> [EXERCISE]
Report the number of lines in the entries below that include the word "MacBook", and nothing else.

□ □ □ □ □

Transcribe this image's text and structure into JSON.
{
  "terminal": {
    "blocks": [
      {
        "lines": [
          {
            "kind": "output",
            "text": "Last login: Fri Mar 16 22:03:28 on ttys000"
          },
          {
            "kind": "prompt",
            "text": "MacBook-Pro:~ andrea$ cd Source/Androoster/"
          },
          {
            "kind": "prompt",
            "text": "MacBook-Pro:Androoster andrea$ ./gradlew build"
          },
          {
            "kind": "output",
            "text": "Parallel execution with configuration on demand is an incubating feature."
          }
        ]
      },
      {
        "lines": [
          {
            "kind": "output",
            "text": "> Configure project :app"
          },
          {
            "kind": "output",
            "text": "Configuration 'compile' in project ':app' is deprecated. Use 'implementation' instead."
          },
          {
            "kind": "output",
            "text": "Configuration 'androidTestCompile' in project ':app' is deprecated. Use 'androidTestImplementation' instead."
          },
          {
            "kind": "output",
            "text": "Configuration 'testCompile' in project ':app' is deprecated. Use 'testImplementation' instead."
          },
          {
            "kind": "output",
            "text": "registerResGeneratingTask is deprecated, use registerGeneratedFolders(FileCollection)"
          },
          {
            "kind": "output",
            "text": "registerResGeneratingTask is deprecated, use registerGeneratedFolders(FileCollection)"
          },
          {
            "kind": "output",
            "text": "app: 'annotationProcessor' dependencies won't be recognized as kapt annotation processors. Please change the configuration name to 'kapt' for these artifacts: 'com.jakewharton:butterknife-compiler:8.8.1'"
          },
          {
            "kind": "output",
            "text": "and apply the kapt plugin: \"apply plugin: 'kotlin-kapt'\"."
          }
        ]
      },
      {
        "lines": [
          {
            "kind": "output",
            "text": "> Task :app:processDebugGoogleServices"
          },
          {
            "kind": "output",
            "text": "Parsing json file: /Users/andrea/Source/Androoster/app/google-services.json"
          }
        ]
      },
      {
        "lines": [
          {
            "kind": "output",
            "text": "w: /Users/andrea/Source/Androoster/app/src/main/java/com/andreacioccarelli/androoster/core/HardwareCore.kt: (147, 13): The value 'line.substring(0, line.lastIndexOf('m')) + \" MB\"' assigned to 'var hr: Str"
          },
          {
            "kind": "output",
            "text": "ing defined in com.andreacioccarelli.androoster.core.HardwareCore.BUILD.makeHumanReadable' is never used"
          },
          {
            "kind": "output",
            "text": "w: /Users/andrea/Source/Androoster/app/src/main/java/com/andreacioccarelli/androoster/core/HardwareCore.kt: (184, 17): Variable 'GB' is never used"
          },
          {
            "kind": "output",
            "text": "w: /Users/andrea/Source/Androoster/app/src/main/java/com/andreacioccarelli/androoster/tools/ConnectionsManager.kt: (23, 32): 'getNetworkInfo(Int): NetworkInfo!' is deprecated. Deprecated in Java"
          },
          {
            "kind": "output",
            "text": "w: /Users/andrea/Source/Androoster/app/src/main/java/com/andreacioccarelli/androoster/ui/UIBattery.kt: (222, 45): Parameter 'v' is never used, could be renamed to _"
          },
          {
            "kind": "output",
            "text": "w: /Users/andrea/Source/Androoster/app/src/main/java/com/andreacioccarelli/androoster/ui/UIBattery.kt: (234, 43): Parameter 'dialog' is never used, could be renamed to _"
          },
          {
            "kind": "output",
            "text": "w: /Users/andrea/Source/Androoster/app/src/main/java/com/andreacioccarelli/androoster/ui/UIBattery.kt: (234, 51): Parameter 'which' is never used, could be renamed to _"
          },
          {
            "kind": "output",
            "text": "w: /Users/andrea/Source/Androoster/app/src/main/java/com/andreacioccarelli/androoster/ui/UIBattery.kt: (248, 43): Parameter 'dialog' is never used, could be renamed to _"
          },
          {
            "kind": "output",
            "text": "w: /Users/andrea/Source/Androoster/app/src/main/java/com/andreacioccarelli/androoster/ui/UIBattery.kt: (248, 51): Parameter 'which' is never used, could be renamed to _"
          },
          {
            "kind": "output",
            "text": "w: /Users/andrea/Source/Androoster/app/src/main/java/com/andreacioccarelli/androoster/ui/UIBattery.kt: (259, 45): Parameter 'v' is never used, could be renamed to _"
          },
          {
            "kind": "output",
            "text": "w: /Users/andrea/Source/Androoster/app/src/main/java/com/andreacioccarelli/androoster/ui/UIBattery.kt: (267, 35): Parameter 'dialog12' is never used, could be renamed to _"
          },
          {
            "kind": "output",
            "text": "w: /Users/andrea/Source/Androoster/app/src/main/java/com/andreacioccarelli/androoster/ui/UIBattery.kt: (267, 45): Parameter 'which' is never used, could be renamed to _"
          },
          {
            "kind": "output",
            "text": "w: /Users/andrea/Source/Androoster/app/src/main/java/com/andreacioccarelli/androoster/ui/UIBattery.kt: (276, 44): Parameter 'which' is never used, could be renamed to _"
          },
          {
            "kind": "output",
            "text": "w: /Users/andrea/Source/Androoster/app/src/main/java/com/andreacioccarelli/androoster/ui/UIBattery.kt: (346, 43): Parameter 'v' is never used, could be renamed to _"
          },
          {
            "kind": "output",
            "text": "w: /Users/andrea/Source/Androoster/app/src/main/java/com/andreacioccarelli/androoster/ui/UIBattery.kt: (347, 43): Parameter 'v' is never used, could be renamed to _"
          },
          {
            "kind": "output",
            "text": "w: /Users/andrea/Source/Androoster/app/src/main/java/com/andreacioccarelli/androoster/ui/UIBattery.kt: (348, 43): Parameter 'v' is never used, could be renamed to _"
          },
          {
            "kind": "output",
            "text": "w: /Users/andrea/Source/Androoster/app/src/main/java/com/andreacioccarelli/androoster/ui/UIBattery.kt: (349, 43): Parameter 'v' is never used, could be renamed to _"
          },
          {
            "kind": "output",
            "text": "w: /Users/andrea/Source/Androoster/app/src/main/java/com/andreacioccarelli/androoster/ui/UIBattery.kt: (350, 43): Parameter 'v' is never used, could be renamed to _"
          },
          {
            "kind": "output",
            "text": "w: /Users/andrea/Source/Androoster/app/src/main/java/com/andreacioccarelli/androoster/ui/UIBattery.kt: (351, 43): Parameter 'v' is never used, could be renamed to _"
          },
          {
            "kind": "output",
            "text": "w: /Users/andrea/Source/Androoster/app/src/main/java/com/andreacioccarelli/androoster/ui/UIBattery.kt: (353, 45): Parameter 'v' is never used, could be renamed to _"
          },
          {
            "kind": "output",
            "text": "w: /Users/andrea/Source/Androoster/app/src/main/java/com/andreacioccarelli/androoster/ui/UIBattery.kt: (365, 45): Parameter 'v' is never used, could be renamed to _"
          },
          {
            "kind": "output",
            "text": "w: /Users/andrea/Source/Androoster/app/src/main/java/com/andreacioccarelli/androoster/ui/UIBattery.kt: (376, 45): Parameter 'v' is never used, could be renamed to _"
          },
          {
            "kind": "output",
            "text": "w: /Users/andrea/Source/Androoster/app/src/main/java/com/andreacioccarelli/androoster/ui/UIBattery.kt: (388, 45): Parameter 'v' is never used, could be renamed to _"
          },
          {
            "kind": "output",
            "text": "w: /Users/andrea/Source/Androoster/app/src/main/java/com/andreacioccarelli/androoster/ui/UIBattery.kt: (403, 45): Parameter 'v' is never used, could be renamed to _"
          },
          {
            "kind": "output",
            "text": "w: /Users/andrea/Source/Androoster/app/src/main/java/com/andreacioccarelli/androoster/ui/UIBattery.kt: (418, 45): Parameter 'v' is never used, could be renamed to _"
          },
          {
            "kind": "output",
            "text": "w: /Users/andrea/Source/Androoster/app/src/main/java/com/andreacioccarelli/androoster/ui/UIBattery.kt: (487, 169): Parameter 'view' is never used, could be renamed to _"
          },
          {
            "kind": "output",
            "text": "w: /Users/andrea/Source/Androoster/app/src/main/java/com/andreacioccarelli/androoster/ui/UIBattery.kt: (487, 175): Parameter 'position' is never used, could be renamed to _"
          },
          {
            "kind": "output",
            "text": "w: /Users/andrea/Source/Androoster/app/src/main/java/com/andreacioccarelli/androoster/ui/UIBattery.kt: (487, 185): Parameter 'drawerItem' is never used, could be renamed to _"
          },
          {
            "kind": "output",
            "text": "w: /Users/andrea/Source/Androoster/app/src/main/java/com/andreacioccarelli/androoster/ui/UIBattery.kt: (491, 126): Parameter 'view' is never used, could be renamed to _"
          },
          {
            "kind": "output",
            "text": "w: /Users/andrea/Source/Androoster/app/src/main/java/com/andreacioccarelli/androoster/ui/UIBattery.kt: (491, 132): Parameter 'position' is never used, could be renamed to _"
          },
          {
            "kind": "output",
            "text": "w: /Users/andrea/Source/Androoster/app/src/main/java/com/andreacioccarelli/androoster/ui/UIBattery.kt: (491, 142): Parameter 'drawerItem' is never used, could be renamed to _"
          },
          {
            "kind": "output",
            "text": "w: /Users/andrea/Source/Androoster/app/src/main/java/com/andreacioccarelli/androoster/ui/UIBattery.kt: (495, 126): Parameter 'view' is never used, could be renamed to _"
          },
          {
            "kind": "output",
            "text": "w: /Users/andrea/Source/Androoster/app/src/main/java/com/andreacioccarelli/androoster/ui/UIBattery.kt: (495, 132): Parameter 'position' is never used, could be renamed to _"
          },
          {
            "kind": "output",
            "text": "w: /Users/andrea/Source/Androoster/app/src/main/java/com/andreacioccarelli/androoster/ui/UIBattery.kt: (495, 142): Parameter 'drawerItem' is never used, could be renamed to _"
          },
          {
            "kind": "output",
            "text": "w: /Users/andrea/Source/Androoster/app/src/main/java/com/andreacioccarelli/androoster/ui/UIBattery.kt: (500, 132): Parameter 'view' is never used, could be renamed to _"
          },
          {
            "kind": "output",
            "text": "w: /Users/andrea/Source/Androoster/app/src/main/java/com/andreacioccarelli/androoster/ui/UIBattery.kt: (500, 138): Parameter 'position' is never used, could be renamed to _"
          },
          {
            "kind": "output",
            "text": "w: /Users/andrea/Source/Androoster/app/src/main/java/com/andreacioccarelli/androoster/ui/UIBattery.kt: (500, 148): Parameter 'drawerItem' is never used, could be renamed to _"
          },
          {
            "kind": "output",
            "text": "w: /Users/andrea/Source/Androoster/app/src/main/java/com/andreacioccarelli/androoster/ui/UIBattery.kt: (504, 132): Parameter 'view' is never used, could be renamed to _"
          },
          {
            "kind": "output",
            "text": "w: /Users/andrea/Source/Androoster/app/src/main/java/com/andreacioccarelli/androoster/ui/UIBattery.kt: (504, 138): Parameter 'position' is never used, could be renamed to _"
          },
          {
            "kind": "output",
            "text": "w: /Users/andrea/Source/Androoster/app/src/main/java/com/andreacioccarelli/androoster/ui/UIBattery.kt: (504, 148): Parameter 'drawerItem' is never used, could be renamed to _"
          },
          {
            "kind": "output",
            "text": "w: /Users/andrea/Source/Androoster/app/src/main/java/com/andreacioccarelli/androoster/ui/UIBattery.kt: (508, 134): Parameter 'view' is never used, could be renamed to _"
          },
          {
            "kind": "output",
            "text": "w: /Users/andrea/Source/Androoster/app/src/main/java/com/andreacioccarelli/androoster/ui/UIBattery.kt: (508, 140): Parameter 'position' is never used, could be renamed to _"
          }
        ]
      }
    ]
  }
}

□ □ □ □ □

> [OUTPUT]
2